Structured figure records:
-- BEGIN --
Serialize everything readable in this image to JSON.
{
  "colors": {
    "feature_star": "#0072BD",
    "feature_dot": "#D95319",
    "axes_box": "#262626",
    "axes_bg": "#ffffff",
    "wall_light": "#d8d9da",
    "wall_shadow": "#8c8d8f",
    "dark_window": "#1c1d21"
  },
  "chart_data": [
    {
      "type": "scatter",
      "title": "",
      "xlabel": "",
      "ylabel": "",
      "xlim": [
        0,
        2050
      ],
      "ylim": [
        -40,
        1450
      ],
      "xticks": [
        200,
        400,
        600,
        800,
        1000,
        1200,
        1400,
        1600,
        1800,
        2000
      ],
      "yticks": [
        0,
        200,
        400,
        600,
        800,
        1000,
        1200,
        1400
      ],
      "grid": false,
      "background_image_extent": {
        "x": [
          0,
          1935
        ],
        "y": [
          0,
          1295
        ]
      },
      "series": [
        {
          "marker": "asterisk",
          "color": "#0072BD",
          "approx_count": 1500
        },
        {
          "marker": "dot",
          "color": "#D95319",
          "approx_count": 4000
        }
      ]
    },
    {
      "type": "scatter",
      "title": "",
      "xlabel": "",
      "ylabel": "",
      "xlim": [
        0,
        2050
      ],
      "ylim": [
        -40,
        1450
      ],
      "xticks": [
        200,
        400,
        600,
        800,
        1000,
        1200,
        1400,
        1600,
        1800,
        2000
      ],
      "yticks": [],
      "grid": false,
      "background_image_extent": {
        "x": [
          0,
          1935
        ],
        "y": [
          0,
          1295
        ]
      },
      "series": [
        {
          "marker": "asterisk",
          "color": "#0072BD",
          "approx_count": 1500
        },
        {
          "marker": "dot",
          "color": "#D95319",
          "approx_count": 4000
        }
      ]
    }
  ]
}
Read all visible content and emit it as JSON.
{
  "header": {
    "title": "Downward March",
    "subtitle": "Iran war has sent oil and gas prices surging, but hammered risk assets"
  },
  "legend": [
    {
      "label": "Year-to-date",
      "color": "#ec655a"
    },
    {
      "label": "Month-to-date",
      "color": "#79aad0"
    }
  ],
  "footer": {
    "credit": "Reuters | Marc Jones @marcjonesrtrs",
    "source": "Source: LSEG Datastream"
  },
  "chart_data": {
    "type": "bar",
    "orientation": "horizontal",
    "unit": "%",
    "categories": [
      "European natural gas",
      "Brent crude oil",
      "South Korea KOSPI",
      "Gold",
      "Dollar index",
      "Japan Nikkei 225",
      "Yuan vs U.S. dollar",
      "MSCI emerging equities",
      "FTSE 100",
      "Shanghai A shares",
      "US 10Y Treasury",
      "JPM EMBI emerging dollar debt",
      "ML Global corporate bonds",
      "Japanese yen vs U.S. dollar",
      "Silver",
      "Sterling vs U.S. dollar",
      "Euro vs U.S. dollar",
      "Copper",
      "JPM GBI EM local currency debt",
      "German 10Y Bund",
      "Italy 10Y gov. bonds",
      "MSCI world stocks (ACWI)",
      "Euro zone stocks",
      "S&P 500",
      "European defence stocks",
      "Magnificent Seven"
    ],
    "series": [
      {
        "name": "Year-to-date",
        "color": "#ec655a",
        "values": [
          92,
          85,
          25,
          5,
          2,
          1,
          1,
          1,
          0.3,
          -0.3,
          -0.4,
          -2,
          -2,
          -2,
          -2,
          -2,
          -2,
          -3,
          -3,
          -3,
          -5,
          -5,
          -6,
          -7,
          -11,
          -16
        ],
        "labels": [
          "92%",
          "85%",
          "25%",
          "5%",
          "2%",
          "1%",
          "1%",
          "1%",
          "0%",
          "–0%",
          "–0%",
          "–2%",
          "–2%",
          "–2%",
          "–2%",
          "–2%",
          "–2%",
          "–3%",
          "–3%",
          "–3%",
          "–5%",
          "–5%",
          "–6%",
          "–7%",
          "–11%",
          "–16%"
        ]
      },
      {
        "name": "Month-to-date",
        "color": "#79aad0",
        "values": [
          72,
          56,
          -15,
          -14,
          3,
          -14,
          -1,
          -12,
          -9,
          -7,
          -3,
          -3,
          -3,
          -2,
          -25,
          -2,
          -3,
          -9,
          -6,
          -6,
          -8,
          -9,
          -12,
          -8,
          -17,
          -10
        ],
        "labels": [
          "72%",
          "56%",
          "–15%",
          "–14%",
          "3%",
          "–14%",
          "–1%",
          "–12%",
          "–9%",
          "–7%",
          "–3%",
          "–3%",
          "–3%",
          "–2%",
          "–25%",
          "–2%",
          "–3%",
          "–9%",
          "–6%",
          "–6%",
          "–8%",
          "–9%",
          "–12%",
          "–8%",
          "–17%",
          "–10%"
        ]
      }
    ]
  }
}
-- END --
> [Task description]: Filter the entries down to the lines with the word "JSON" in them.

> [Final result]:
Serialize everything readable in this image to JSON.
Read all visible content and emit it as JSON.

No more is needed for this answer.